Copy out the entries that follow, exactly as written.
[Opening INFORMATION section]
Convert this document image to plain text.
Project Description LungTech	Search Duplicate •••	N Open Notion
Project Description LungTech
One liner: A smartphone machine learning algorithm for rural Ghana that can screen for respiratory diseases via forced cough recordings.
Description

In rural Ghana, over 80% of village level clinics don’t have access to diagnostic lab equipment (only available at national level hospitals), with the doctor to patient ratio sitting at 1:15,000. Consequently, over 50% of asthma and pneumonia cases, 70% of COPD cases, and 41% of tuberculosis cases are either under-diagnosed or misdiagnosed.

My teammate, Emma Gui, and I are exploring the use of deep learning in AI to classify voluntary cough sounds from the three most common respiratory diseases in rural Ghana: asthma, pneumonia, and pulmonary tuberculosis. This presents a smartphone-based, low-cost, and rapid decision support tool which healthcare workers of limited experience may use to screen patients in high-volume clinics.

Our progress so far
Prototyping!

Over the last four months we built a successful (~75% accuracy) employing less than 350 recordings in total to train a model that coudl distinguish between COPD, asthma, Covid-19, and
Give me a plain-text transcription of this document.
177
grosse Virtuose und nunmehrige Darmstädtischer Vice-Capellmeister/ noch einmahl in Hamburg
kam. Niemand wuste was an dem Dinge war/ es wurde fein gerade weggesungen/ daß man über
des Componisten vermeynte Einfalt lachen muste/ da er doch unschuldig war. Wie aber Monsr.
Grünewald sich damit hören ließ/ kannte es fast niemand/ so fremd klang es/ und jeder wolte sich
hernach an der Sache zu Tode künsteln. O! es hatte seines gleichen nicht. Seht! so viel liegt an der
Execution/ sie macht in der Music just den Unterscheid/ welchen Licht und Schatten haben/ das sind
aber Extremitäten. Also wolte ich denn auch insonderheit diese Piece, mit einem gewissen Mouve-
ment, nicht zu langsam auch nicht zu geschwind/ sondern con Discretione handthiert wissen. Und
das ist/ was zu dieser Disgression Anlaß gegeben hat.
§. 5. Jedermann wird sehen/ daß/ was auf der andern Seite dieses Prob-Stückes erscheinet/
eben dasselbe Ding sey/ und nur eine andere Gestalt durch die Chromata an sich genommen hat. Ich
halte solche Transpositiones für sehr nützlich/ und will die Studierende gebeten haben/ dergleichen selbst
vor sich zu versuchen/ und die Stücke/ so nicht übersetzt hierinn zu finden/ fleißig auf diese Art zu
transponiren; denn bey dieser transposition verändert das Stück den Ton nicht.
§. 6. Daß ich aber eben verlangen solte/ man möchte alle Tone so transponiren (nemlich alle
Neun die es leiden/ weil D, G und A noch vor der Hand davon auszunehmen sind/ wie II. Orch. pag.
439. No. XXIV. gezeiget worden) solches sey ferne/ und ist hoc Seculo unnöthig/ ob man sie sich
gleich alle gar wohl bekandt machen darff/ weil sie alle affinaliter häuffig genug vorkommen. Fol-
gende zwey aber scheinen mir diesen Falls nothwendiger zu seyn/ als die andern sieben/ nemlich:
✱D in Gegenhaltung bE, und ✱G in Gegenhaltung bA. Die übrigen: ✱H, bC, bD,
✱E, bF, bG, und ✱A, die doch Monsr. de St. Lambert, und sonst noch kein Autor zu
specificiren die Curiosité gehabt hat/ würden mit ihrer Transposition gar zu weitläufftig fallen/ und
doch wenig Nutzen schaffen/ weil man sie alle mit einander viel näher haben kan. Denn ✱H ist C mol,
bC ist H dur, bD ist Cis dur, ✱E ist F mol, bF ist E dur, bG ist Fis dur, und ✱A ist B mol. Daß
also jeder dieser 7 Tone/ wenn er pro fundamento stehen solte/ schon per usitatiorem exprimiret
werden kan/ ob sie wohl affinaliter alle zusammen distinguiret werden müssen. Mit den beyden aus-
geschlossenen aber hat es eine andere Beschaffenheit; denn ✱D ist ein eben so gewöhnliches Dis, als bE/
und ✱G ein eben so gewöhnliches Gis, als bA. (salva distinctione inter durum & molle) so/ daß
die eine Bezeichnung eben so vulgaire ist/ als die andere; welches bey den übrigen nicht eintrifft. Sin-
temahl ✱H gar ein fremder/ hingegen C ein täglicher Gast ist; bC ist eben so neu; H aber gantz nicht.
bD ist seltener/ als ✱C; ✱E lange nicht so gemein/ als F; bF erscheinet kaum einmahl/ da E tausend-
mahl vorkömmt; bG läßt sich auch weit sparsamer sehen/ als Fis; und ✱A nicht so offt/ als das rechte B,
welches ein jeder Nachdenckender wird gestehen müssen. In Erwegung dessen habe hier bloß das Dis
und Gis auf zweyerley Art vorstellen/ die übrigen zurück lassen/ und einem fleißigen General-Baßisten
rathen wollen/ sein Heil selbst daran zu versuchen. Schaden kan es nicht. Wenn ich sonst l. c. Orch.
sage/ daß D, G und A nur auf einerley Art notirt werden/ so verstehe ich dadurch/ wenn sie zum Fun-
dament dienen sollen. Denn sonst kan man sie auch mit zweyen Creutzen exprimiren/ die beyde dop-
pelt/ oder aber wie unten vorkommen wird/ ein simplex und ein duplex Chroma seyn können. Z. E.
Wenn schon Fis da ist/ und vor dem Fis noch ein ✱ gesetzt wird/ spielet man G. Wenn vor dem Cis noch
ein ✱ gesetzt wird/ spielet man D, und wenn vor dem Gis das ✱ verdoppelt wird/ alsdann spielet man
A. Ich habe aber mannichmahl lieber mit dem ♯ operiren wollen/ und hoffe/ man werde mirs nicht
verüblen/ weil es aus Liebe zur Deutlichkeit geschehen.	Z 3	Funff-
[Closing INFORMATION section]
**RESPONSE TO THIS TASK**:
Convert this document image to plain text.
Project Description LungTech	Search Duplicate •••	N Open Notion
Project Description LungTech
One liner: A smartphone machine learning algorithm for rural Ghana that can screen for respiratory diseases via forced cough recordings.
Description

In rural Ghana, over 80% of village level clinics don’t have access to diagnostic lab equipment (only available at national level hospitals), with the doctor to patient ratio sitting at 1:15,000. Consequently, over 50% of asthma and pneumonia cases, 70% of COPD cases, and 41% of tuberculosis cases are either under-diagnosed or misdiagnosed.

My teammate, Emma Gui, and I are exploring the use of deep learning in AI to classify voluntary cough sounds from the three most common respiratory diseases in rural Ghana: asthma, pneumonia, and pulmonary tuberculosis. This presents a smartphone-based, low-cost, and rapid decision support tool which healthcare workers of limited experience may use to screen patients in high-volume clinics.

Our progress so far
Prototyping!

Over the last four months we built a successful (~75% accuracy) employing less than 350 recordings in total to train a model that coudl distinguish between COPD, asthma, Covid-19, and
Give me a plain-text transcription of this document.
177
grosse Virtuose und nunmehrige Darmstädtischer Vice-Capellmeister/ noch einmahl in Hamburg
kam. Niemand wuste was an dem Dinge war/ es wurde fein gerade weggesungen/ daß man über
des Componisten vermeynte Einfalt lachen muste/ da er doch unschuldig war. Wie aber Monsr.
Grünewald sich damit hören ließ/ kannte es fast niemand/ so fremd klang es/ und jeder wolte sich
hernach an der Sache zu Tode künsteln. O! es hatte seines gleichen nicht. Seht! so viel liegt an der
Execution/ sie macht in der Music just den Unterscheid/ welchen Licht und Schatten haben/ das sind
aber Extremitäten. Also wolte ich denn auch insonderheit diese Piece, mit einem gewissen Mouve-
ment, nicht zu langsam auch nicht zu geschwind/ sondern con Discretione handthiert wissen. Und
das ist/ was zu dieser Disgression Anlaß gegeben hat.
§. 5. Jedermann wird sehen/ daß/ was auf der andern Seite dieses Prob-Stückes erscheinet/
eben dasselbe Ding sey/ und nur eine andere Gestalt durch die Chromata an sich genommen hat. Ich
halte solche Transpositiones für sehr nützlich/ und will die Studierende gebeten haben/ dergleichen selbst
vor sich zu versuchen/ und die Stücke/ so nicht übersetzt hierinn zu finden/ fleißig auf diese Art zu
transponiren; denn bey dieser transposition verändert das Stück den Ton nicht.
§. 6. Daß ich aber eben verlangen solte/ man möchte alle Tone so transponiren (nemlich alle
Neun die es leiden/ weil D, G und A noch vor der Hand davon auszunehmen sind/ wie II. Orch. pag.
439. No. XXIV. gezeiget worden) solches sey ferne/ und ist hoc Seculo unnöthig/ ob man sie sich
gleich alle gar wohl bekandt machen darff/ weil sie alle affinaliter häuffig genug vorkommen. Fol-
gende zwey aber scheinen mir diesen Falls nothwendiger zu seyn/ als die andern sieben/ nemlich:
✱D in Gegenhaltung bE, und ✱G in Gegenhaltung bA. Die übrigen: ✱H, bC, bD,
✱E, bF, bG, und ✱A, die doch Monsr. de St. Lambert, und sonst noch kein Autor zu
specificiren die Curiosité gehabt hat/ würden mit ihrer Transposition gar zu weitläufftig fallen/ und
doch wenig Nutzen schaffen/ weil man sie alle mit einander viel näher haben kan. Denn ✱H ist C mol,
bC ist H dur, bD ist Cis dur, ✱E ist F mol, bF ist E dur, bG ist Fis dur, und ✱A ist B mol. Daß
also jeder dieser 7 Tone/ wenn er pro fundamento stehen solte/ schon per usitatiorem exprimiret
werden kan/ ob sie wohl affinaliter alle zusammen distinguiret werden müssen. Mit den beyden aus-
geschlossenen aber hat es eine andere Beschaffenheit; denn ✱D ist ein eben so gewöhnliches Dis, als bE/
und ✱G ein eben so gewöhnliches Gis, als bA. (salva distinctione inter durum & molle) so/ daß
die eine Bezeichnung eben so vulgaire ist/ als die andere; welches bey den übrigen nicht eintrifft. Sin-
temahl ✱H gar ein fremder/ hingegen C ein täglicher Gast ist; bC ist eben so neu; H aber gantz nicht.
bD ist seltener/ als ✱C; ✱E lange nicht so gemein/ als F; bF erscheinet kaum einmahl/ da E tausend-
mahl vorkömmt; bG läßt sich auch weit sparsamer sehen/ als Fis; und ✱A nicht so offt/ als das rechte B,
welches ein jeder Nachdenckender wird gestehen müssen. In Erwegung dessen habe hier bloß das Dis
und Gis auf zweyerley Art vorstellen/ die übrigen zurück lassen/ und einem fleißigen General-Baßisten
rathen wollen/ sein Heil selbst daran zu versuchen. Schaden kan es nicht. Wenn ich sonst l. c. Orch.
sage/ daß D, G und A nur auf einerley Art notirt werden/ so verstehe ich dadurch/ wenn sie zum Fun-
dament dienen sollen. Denn sonst kan man sie auch mit zweyen Creutzen exprimiren/ die beyde dop-
pelt/ oder aber wie unten vorkommen wird/ ein simplex und ein duplex Chroma seyn können. Z. E.
Wenn schon Fis da ist/ und vor dem Fis noch ein ✱ gesetzt wird/ spielet man G. Wenn vor dem Cis noch
ein ✱ gesetzt wird/ spielet man D, und wenn vor dem Gis das ✱ verdoppelt wird/ alsdann spielet man
A. Ich habe aber mannichmahl lieber mit dem ♯ operiren wollen/ und hoffe/ man werde mirs nicht
verüblen/ weil es aus Liebe zur Deutlichkeit geschehen.	Z 3	Funff-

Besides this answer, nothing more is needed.